═══ Testo ═══

Alisson Santos, retroscena Napoli: così è nato l’affare
Dietro l’arrivo di Alisson Santos al Napoli non c’è un’intuizione dell’ultimo minuto, ma un lavoro cominciato mesi prima. Nel suo editoriale su Tmw, Marco Conterio ricostruisce il momento esatto in cui la dirigenza azzurra ha iniziato a seguire con attenzione l’esterno brasiliano dello Sporting.
Tutto parte da una notte europea.
“30 settembre 2025, vigilia della gara di Champions League tra Sporting Club de Portugal e Napoli al Maradona. L’entourage di Alisson Santos da Itapetinga conosce bene la dirigenza del Napoli e il direttore sportivo, Giovanni Manna. L’agenzia che ai tempi seguiva anche Kenan Yildiz conosce da lungo tempo il ds azzurro e gli uomini dello scouting dei campani. ‘Date uno sguardo ad Alisson Santos, confía en nosotros’. Ventitre minuti in campo, al posto del greco loannidis. Non è tanto un dribbling tentativo e uno riuscito a far brillare gli occhi della dirigenza azzurra, gli undici tocchi di palla, e la precisione totale di ogni tocco. Un passaggio chiave, sette passaggi precisi su sette. E’ che in quei ventitré minuti, spiccioli e scampoli di una partita che poi lo Sporting perderà, ha subito un impatto. 3,2 chilometri percorsi, una velocità di punta che sfiora i 33 chilometri per ora, ben sei sprint, il quindici per cento di distanza ‘corsa’ e l’otto ad alta velocità con il 7 per cento di sprint. La heat map, poi, vista e rivista: va esattamente a coprire le mattonelle volute e cercate poi a gennaio dal Napoli”.

═══ Dati forniti ═══

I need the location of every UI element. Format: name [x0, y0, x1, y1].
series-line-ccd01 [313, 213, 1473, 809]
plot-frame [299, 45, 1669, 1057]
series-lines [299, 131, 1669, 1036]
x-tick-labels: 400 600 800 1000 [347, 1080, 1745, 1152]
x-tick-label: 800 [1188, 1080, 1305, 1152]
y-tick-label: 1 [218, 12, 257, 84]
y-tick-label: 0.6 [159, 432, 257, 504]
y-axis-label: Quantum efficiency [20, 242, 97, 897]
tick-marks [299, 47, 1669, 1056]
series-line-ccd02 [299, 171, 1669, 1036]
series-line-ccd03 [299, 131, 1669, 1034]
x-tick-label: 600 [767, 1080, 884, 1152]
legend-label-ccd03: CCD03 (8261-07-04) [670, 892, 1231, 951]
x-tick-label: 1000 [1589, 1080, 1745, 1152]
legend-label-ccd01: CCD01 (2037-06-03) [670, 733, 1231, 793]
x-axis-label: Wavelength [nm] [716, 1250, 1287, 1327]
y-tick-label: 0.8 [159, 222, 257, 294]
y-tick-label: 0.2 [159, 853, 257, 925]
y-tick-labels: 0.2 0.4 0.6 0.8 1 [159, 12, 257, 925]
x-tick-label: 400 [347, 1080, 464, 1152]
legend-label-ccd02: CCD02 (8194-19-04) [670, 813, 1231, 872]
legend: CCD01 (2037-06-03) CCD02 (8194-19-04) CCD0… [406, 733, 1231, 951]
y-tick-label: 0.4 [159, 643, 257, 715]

═══

> [Attività 1] Estrai dal testo il tratto che va da "Alisson Santos, retroscena" fino a "una notte europea.", riportandolo parola per parola.
> [Attività 2] Secondo il testo, quale velocità di punta raggiunge Alisson Santos nei ventitré minuti giocati contro il Napoli?

> [Risultato 1]
Alisson Santos, retroscena Napoli: così è nato l’affare
Dietro l’arrivo di Alisson Santos al Napoli non c’è un’intuizione dell’ultimo minuto, ma un lavoro cominciato mesi prima. Nel suo editoriale su Tmw, Marco Conterio ricostruisce il momento esatto in cui la dirigenza azzurra ha iniziato a seguire con attenzione l’esterno brasiliano dello Sporting.
Tutto parte da una notte europea.

> [Risultato 2] Una velocità che sfiora i 33 chilometri orari.